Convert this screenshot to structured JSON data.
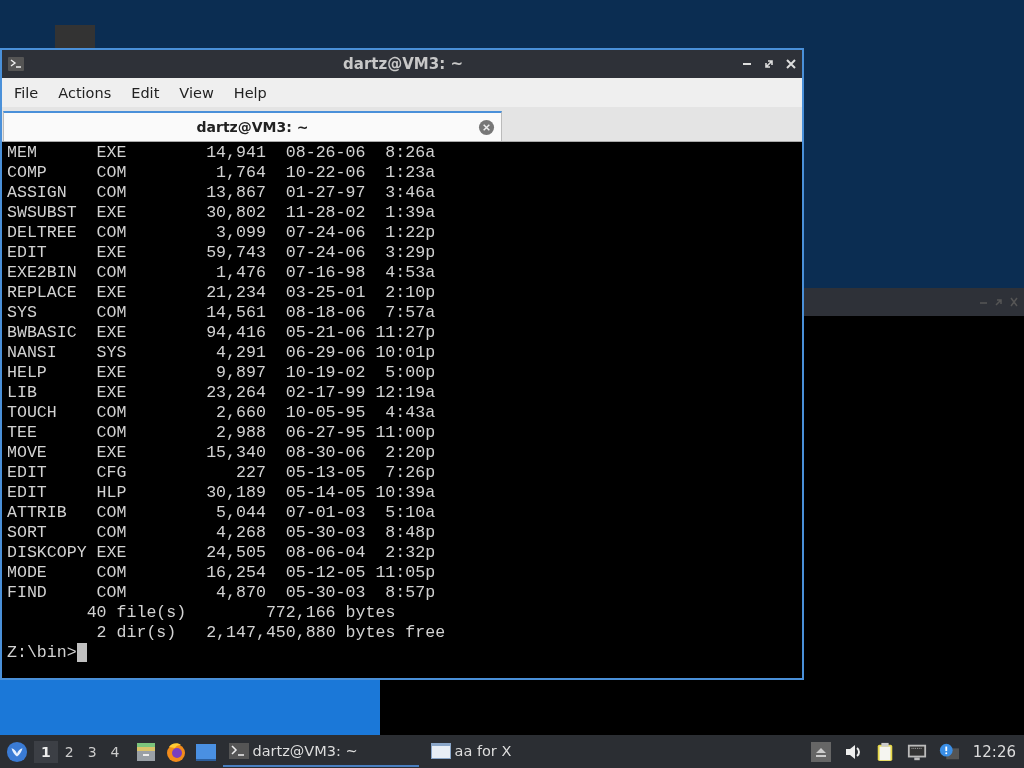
{
  "terminal": {
    "title": "dartz@VM3: ~",
    "menu": [
      "File",
      "Actions",
      "Edit",
      "View",
      "Help"
    ],
    "tabs": [
      {
        "label": "dartz@VM3: ~",
        "selected": true
      }
    ],
    "listing": [
      {
        "name": "MEM",
        "ext": "EXE",
        "size": "14,941",
        "date": "08-26-06",
        "time": "8:26a"
      },
      {
        "name": "COMP",
        "ext": "COM",
        "size": "1,764",
        "date": "10-22-06",
        "time": "1:23a"
      },
      {
        "name": "ASSIGN",
        "ext": "COM",
        "size": "13,867",
        "date": "01-27-97",
        "time": "3:46a"
      },
      {
        "name": "SWSUBST",
        "ext": "EXE",
        "size": "30,802",
        "date": "11-28-02",
        "time": "1:39a"
      },
      {
        "name": "DELTREE",
        "ext": "COM",
        "size": "3,099",
        "date": "07-24-06",
        "time": "1:22p"
      },
      {
        "name": "EDIT",
        "ext": "EXE",
        "size": "59,743",
        "date": "07-24-06",
        "time": "3:29p"
      },
      {
        "name": "EXE2BIN",
        "ext": "COM",
        "size": "1,476",
        "date": "07-16-98",
        "time": "4:53a"
      },
      {
        "name": "REPLACE",
        "ext": "EXE",
        "size": "21,234",
        "date": "03-25-01",
        "time": "2:10p"
      },
      {
        "name": "SYS",
        "ext": "COM",
        "size": "14,561",
        "date": "08-18-06",
        "time": "7:57a"
      },
      {
        "name": "BWBASIC",
        "ext": "EXE",
        "size": "94,416",
        "date": "05-21-06",
        "time": "11:27p"
      },
      {
        "name": "NANSI",
        "ext": "SYS",
        "size": "4,291",
        "date": "06-29-06",
        "time": "10:01p"
      },
      {
        "name": "HELP",
        "ext": "EXE",
        "size": "9,897",
        "date": "10-19-02",
        "time": "5:00p"
      },
      {
        "name": "LIB",
        "ext": "EXE",
        "size": "23,264",
        "date": "02-17-99",
        "time": "12:19a"
      },
      {
        "name": "TOUCH",
        "ext": "COM",
        "size": "2,660",
        "date": "10-05-95",
        "time": "4:43a"
      },
      {
        "name": "TEE",
        "ext": "COM",
        "size": "2,988",
        "date": "06-27-95",
        "time": "11:00p"
      },
      {
        "name": "MOVE",
        "ext": "EXE",
        "size": "15,340",
        "date": "08-30-06",
        "time": "2:20p"
      },
      {
        "name": "EDIT",
        "ext": "CFG",
        "size": "227",
        "date": "05-13-05",
        "time": "7:26p"
      },
      {
        "name": "EDIT",
        "ext": "HLP",
        "size": "30,189",
        "date": "05-14-05",
        "time": "10:39a"
      },
      {
        "name": "ATTRIB",
        "ext": "COM",
        "size": "5,044",
        "date": "07-01-03",
        "time": "5:10a"
      },
      {
        "name": "SORT",
        "ext": "COM",
        "size": "4,268",
        "date": "05-30-03",
        "time": "8:48p"
      },
      {
        "name": "DISKCOPY",
        "ext": "EXE",
        "size": "24,505",
        "date": "08-06-04",
        "time": "2:32p"
      },
      {
        "name": "MODE",
        "ext": "COM",
        "size": "16,254",
        "date": "05-12-05",
        "time": "11:05p"
      },
      {
        "name": "FIND",
        "ext": "COM",
        "size": "4,870",
        "date": "05-30-03",
        "time": "8:57p"
      }
    ],
    "summary": [
      {
        "count": "40",
        "label": "file(s)",
        "amount": "772,166",
        "unit": "bytes"
      },
      {
        "count": "2",
        "label": "dir(s)",
        "amount": "2,147,450,880",
        "unit": "bytes free"
      }
    ],
    "prompt": "Z:\\bin>"
  },
  "taskbar": {
    "workspaces": [
      {
        "label": "1",
        "selected": true
      },
      {
        "label": "2",
        "selected": false
      },
      {
        "label": "3",
        "selected": false
      },
      {
        "label": "4",
        "selected": false
      }
    ],
    "tasks": [
      {
        "kind": "terminal",
        "label": "dartz@VM3: ~",
        "selected": true
      },
      {
        "kind": "window",
        "label": "aa for X",
        "selected": false
      }
    ],
    "clock": "12:26"
  }
}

=======

Written task >> Repeat the data exactly in full, omitting its pictures.

Task response >>
Convert this screenshot to structured JSON data.
{
  "terminal": {
    "title": "dartz@VM3: ~",
    "menu": [
      "File",
      "Actions",
      "Edit",
      "View",
      "Help"
    ],
    "tabs": [
      {
        "label": "dartz@VM3: ~",
        "selected": true
      }
    ],
    "listing": [
      {
        "name": "MEM",
        "ext": "EXE",
        "size": "14,941",
        "date": "08-26-06",
        "time": "8:26a"
      },
      {
        "name": "COMP",
        "ext": "COM",
        "size": "1,764",
        "date": "10-22-06",
        "time": "1:23a"
      },
      {
        "name": "ASSIGN",
        "ext": "COM",
        "size": "13,867",
        "date": "01-27-97",
        "time": "3:46a"
      },
      {
        "name": "SWSUBST",
        "ext": "EXE",
        "size": "30,802",
        "date": "11-28-02",
        "time": "1:39a"
      },
      {
        "name": "DELTREE",
        "ext": "COM",
        "size": "3,099",
        "date": "07-24-06",
        "time": "1:22p"
      },
      {
        "name": "EDIT",
        "ext": "EXE",
        "size": "59,743",
        "date": "07-24-06",
        "time": "3:29p"
      },
      {
        "name": "EXE2BIN",
        "ext": "COM",
        "size": "1,476",
        "date": "07-16-98",
        "time": "4:53a"
      },
      {
        "name": "REPLACE",
        "ext": "EXE",
        "size": "21,234",
        "date": "03-25-01",
        "time": "2:10p"
      },
      {
        "name": "SYS",
        "ext": "COM",
        "size": "14,561",
        "date": "08-18-06",
        "time": "7:57a"
      },
      {
        "name": "BWBASIC",
        "ext": "EXE",
        "size": "94,416",
        "date": "05-21-06",
        "time": "11:27p"
      },
      {
        "name": "NANSI",
        "ext": "SYS",
        "size": "4,291",
        "date": "06-29-06",
        "time": "10:01p"
      },
      {
        "name": "HELP",
        "ext": "EXE",
        "size": "9,897",
        "date": "10-19-02",
        "time": "5:00p"
      },
      {
        "name": "LIB",
        "ext": "EXE",
        "size": "23,264",
        "date": "02-17-99",
        "time": "12:19a"
      },
      {
        "name": "TOUCH",
        "ext": "COM",
        "size": "2,660",
        "date": "10-05-95",
        "time": "4:43a"
      },
      {
        "name": "TEE",
        "ext": "COM",
        "size": "2,988",
        "date": "06-27-95",
        "time": "11:00p"
      },
      {
        "name": "MOVE",
        "ext": "EXE",
        "size": "15,340",
        "date": "08-30-06",
        "time": "2:20p"
      },
      {
        "name": "EDIT",
        "ext": "CFG",
        "size": "227",
        "date": "05-13-05",
        "time": "7:26p"
      },
      {
        "name": "EDIT",
        "ext": "HLP",
        "size": "30,189",
        "date": "05-14-05",
        "time": "10:39a"
      },
      {
        "name": "ATTRIB",
        "ext": "COM",
        "size": "5,044",
        "date": "07-01-03",
        "time": "5:10a"
      },
      {
        "name": "SORT",
        "ext": "COM",
        "size": "4,268",
        "date": "05-30-03",
        "time": "8:48p"
      },
      {
        "name": "DISKCOPY",
        "ext": "EXE",
        "size": "24,505",
        "date": "08-06-04",
        "time": "2:32p"
      },
      {
        "name": "MODE",
        "ext": "COM",
        "size": "16,254",
        "date": "05-12-05",
        "time": "11:05p"
      },
      {
        "name": "FIND",
        "ext": "COM",
        "size": "4,870",
        "date": "05-30-03",
        "time": "8:57p"
      }
    ],
    "summary": [
      {
        "count": "40",
        "label": "file(s)",
        "amount": "772,166",
        "unit": "bytes"
      },
      {
        "count": "2",
        "label": "dir(s)",
        "amount": "2,147,450,880",
        "unit": "bytes free"
      }
    ],
    "prompt": "Z:\\bin>"
  },
  "taskbar": {
    "workspaces": [
      {
        "label": "1",
        "selected": true
      },
      {
        "label": "2",
        "selected": false
      },
      {
        "label": "3",
        "selected": false
      },
      {
        "label": "4",
        "selected": false
      }
    ],
    "tasks": [
      {
        "kind": "terminal",
        "label": "dartz@VM3: ~",
        "selected": true
      },
      {
        "kind": "window",
        "label": "aa for X",
        "selected": false
      }
    ],
    "clock": "12:26"
  }
}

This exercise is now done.